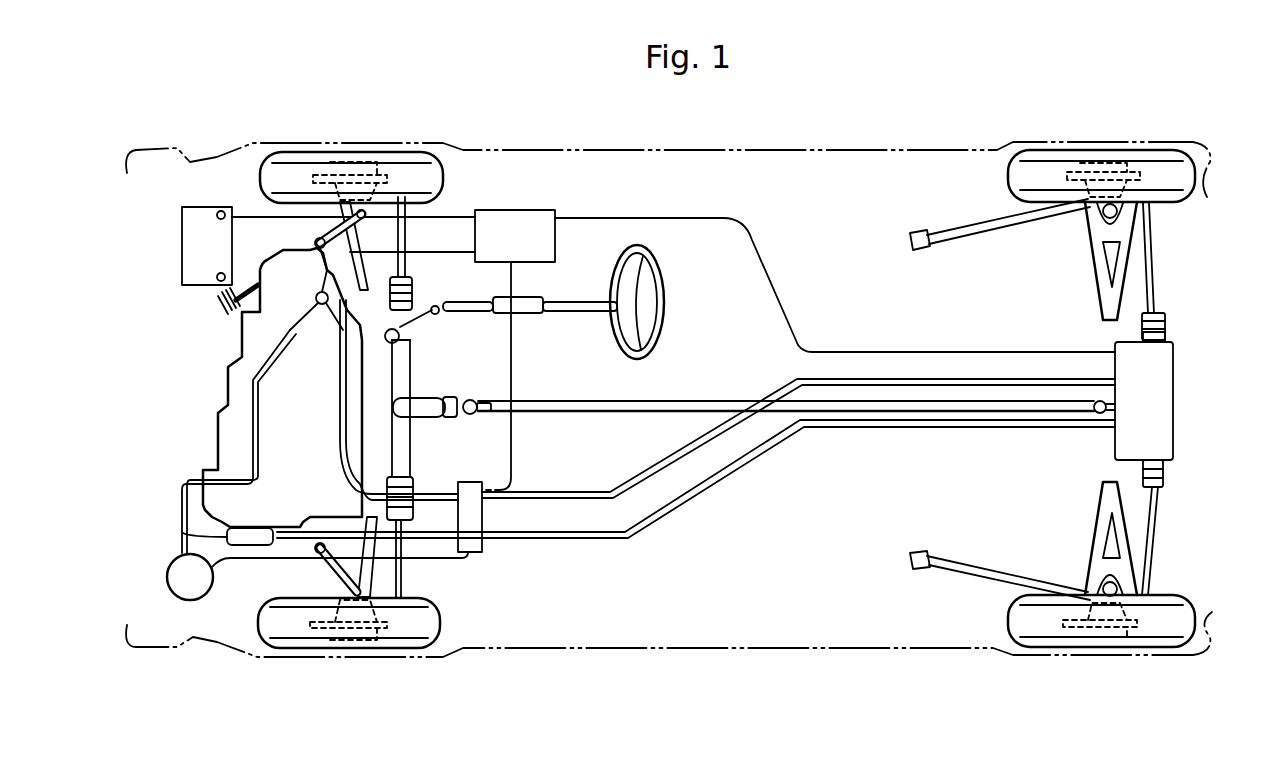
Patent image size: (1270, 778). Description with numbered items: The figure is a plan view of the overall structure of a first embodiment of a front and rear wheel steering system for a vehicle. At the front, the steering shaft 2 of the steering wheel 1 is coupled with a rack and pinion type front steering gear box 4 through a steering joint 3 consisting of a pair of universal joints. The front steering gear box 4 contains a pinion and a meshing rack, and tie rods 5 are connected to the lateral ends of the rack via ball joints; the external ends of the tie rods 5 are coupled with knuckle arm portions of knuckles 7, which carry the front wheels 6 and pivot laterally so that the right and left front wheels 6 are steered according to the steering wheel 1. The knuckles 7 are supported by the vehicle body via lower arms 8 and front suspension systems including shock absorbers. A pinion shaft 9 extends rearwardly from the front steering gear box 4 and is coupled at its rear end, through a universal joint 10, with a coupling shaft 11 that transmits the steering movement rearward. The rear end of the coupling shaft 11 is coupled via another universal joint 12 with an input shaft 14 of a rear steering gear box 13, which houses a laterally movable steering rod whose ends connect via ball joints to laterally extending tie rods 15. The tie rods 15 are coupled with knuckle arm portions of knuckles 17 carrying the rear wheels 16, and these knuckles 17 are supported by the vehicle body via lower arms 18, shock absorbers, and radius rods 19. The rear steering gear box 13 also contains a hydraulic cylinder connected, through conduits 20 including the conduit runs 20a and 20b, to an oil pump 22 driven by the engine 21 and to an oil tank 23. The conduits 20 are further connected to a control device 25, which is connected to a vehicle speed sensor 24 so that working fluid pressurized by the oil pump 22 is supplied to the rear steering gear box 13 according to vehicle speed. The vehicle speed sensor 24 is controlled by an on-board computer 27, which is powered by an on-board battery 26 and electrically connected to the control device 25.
---+---
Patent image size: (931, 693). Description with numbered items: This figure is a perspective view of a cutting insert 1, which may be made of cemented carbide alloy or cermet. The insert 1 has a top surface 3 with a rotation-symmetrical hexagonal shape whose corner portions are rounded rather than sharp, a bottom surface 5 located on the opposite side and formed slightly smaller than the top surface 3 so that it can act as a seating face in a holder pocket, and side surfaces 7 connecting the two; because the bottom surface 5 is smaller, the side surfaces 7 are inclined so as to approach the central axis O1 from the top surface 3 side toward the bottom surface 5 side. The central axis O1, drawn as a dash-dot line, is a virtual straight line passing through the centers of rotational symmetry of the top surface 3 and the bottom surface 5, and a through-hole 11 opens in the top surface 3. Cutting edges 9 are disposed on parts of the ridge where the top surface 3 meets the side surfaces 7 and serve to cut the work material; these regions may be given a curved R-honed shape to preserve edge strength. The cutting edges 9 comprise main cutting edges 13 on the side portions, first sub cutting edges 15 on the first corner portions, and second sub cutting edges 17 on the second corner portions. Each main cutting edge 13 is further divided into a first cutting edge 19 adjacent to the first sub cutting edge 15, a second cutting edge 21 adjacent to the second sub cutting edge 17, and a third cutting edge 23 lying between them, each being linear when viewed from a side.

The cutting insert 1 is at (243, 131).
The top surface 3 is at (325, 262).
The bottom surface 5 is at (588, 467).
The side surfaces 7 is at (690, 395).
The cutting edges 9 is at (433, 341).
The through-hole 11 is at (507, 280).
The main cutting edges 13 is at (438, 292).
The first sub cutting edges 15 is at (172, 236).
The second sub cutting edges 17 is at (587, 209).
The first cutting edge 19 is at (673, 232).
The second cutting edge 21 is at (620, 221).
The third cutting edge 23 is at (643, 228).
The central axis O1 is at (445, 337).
---+---
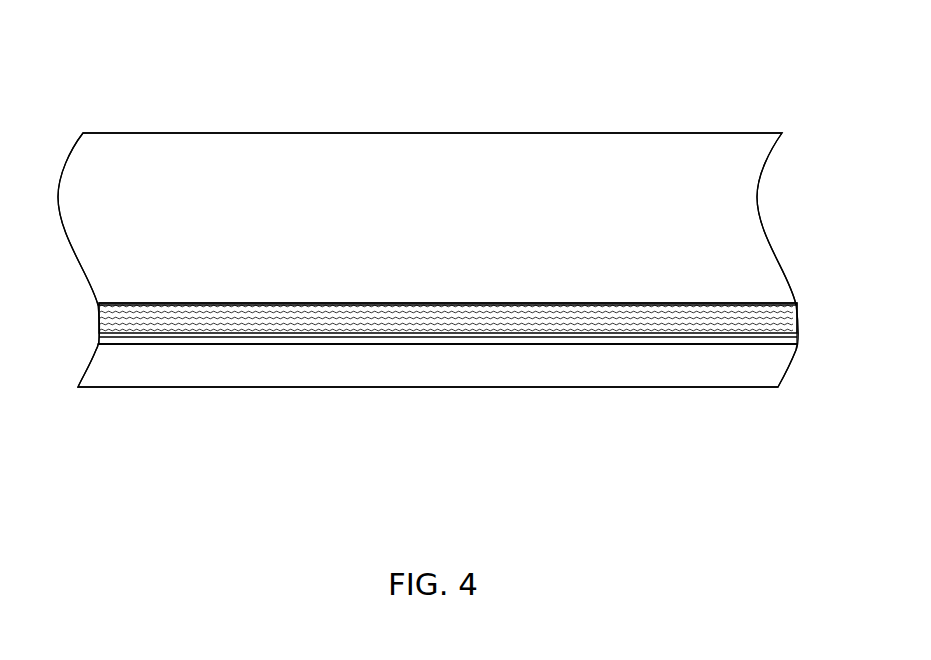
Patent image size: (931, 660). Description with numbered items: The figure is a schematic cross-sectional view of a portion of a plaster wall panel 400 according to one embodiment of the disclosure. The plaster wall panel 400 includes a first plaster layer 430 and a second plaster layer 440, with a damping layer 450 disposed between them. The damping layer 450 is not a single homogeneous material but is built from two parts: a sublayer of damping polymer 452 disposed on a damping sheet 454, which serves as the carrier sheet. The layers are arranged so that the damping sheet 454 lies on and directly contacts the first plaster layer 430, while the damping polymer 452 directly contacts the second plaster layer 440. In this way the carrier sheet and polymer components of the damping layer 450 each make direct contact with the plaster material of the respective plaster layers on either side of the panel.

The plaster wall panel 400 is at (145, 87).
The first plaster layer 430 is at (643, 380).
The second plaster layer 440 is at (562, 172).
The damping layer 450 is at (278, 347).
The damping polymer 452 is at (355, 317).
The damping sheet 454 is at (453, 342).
---+---
Reproduce everything in the material from the line containing "Patent image size: (931, 693)." down to the line containing "The central axis O1 is at (445, 337).", substituting "oblique view" for "perspective view" and leaving all else unchanged.

== Full solution ==
Patent image size: (931, 693). Description with numbered items: This figure is a oblique view of a cutting insert 1, which may be made of cemented carbide alloy or cermet. The insert 1 has a top surface 3 with a rotation-symmetrical hexagonal shape whose corner portions are rounded rather than sharp, a bottom surface 5 located on the opposite side and formed slightly smaller than the top surface 3 so that it can act as a seating face in a holder pocket, and side surfaces 7 connecting the two; because the bottom surface 5 is smaller, the side surfaces 7 are inclined so as to approach the central axis O1 from the top surface 3 side toward the bottom surface 5 side. The central axis O1, drawn as a dash-dot line, is a virtual straight line passing through the centers of rotational symmetry of the top surface 3 and the bottom surface 5, and a through-hole 11 opens in the top surface 3. Cutting edges 9 are disposed on parts of the ridge where the top surface 3 meets the side surfaces 7 and serve to cut the work material; these regions may be given a curved R-honed shape to preserve edge strength. The cutting edges 9 comprise main cutting edges 13 on the side portions, first sub cutting edges 15 on the first corner portions, and second sub cutting edges 17 on the second corner portions. Each main cutting edge 13 is further divided into a first cutting edge 19 adjacent to the first sub cutting edge 15, a second cutting edge 21 adjacent to the second sub cutting edge 17, and a third cutting edge 23 lying between them, each being linear when viewed from a side.

The cutting insert 1 is at (243, 131).
The top surface 3 is at (325, 262).
The bottom surface 5 is at (588, 467).
The side surfaces 7 is at (690, 395).
The cutting edges 9 is at (433, 341).
The through-hole 11 is at (507, 280).
The main cutting edges 13 is at (438, 292).
The first sub cutting edges 15 is at (172, 236).
The second sub cutting edges 17 is at (587, 209).
The first cutting edge 19 is at (673, 232).
The second cutting edge 21 is at (620, 221).
The third cutting edge 23 is at (643, 228).
The central axis O1 is at (445, 337).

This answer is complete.